** EXERCISE DATA follows **
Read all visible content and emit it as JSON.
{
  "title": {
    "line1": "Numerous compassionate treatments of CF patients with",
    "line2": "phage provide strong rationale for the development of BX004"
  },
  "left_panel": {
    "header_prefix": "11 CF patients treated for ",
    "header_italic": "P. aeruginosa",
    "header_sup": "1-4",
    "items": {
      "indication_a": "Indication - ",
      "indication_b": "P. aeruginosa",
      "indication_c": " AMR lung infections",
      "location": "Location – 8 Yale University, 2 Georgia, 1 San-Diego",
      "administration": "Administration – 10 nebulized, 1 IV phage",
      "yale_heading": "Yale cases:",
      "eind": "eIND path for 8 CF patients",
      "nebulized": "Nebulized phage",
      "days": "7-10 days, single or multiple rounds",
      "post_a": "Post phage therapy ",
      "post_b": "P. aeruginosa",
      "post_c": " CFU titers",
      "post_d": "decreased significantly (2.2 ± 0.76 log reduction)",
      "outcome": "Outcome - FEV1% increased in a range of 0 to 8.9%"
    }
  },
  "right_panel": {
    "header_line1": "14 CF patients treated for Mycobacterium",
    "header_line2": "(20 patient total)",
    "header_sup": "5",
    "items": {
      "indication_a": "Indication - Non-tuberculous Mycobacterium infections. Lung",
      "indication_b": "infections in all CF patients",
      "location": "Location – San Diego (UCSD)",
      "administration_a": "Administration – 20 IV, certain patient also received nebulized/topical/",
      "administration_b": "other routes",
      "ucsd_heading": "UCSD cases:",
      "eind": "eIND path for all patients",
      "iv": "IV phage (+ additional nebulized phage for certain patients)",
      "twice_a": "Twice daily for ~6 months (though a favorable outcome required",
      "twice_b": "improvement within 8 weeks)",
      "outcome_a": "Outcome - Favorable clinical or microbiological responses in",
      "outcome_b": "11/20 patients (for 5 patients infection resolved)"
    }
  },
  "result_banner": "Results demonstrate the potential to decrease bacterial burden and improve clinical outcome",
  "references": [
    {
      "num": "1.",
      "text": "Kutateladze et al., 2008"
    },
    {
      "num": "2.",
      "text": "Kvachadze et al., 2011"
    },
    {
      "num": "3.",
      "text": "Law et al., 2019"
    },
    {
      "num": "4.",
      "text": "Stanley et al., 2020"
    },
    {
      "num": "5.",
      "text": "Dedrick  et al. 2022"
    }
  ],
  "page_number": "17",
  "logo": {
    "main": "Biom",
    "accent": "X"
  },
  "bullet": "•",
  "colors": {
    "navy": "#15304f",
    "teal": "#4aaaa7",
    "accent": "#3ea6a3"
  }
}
** End of EXERCISE DATA **
** EXERCISE DATA follows **
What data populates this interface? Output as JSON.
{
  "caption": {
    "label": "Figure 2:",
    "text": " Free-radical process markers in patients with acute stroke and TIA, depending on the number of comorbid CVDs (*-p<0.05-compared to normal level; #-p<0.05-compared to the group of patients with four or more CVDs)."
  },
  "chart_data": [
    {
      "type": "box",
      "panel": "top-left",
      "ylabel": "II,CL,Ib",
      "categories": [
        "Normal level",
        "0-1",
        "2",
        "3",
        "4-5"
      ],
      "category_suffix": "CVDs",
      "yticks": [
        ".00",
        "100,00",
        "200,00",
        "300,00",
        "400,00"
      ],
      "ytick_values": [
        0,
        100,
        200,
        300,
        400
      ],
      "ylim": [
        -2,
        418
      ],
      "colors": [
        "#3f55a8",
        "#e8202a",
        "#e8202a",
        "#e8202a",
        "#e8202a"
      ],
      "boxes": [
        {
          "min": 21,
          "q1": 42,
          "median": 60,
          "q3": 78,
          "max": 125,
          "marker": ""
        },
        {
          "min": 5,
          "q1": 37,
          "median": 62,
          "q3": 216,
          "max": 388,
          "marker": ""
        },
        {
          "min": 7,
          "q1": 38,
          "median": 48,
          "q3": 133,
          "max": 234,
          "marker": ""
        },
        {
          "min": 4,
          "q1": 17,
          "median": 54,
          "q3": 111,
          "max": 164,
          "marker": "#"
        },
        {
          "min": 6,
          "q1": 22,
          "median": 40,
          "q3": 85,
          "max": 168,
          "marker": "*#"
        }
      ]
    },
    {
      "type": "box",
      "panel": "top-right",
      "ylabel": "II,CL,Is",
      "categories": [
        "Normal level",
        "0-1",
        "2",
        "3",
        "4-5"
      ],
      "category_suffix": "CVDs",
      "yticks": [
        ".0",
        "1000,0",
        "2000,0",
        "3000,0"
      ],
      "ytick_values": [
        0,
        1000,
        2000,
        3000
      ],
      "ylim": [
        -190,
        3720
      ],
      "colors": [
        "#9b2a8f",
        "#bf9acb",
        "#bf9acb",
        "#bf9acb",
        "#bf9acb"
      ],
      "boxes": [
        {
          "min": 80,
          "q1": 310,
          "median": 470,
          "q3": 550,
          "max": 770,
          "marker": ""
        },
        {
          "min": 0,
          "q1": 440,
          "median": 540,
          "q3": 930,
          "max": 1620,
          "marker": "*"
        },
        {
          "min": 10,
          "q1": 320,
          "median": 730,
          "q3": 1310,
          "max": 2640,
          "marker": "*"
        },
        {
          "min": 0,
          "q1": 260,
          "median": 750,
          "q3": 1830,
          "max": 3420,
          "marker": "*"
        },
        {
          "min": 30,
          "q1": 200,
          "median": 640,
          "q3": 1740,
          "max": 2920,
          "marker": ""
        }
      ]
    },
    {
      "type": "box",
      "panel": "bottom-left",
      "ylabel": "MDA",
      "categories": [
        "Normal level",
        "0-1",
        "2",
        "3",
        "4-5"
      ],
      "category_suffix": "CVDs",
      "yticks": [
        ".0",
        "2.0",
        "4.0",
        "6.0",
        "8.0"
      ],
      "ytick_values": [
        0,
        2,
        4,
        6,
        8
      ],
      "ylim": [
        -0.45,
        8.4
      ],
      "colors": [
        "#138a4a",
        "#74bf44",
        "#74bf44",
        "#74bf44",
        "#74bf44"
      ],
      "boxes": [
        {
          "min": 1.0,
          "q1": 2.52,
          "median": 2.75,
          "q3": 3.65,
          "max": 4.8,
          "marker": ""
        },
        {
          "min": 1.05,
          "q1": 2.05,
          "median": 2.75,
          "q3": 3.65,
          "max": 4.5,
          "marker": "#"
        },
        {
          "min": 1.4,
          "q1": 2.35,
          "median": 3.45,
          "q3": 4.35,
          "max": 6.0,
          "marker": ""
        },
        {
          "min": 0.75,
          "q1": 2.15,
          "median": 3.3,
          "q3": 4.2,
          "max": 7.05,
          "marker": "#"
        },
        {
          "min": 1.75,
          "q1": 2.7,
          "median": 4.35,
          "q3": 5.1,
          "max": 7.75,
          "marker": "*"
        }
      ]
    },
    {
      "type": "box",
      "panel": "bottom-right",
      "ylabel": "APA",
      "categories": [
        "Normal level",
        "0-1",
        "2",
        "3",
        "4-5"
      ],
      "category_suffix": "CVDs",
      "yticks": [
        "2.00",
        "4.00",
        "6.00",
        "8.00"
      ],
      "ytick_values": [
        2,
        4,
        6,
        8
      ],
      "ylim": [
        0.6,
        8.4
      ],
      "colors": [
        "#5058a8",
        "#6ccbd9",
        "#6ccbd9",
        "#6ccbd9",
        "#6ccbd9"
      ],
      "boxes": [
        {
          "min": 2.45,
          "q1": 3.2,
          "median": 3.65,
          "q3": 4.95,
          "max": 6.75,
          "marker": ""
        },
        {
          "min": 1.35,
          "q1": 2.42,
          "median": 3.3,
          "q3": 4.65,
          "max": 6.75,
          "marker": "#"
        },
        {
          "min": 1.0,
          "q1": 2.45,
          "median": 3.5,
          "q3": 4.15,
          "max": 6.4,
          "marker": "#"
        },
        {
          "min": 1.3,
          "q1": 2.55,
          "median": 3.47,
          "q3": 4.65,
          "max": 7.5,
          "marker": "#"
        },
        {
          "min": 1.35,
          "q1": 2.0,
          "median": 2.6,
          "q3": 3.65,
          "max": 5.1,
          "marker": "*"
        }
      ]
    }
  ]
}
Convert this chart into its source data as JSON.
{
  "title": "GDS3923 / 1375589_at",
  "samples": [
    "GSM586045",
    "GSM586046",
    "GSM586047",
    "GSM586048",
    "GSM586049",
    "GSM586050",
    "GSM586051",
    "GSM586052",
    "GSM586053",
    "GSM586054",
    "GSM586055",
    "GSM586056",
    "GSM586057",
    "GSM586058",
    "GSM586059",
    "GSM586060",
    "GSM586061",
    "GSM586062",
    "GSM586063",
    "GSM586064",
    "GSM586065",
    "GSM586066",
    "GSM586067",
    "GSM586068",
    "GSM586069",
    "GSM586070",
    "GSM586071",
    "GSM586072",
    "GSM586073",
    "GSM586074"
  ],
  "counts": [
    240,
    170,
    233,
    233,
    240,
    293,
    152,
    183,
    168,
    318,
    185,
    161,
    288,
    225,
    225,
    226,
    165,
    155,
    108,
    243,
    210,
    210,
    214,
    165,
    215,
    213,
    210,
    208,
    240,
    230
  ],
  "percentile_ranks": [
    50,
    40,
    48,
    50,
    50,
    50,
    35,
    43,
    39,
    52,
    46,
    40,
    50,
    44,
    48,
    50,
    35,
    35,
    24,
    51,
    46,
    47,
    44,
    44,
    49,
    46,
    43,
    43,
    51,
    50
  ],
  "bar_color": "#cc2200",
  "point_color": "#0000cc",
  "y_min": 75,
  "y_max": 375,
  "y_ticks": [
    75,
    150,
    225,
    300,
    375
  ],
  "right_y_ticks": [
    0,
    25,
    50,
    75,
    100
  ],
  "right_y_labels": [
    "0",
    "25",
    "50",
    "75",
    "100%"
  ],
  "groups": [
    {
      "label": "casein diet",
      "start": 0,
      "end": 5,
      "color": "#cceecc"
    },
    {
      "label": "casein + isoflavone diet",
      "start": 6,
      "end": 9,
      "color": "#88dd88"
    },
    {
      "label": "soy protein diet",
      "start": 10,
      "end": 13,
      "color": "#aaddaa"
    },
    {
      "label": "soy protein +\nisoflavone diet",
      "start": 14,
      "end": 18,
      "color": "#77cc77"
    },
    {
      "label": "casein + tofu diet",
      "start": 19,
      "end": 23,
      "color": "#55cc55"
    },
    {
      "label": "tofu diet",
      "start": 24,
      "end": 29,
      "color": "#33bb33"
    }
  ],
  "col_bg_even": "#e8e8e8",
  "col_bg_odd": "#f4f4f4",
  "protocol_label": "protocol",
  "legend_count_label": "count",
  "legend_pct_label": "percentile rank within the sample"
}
** End of EXERCISE DATA **
PROBLEM DESCRIPTION:
Look over the entries for "ylabel", then copy every line that includes that string.

ANSWER FOR THE TASK:
      "ylabel": "II,CL,Ib",
      "ylabel": "II,CL,Is",
      "ylabel": "MDA",
      "ylabel": "APA",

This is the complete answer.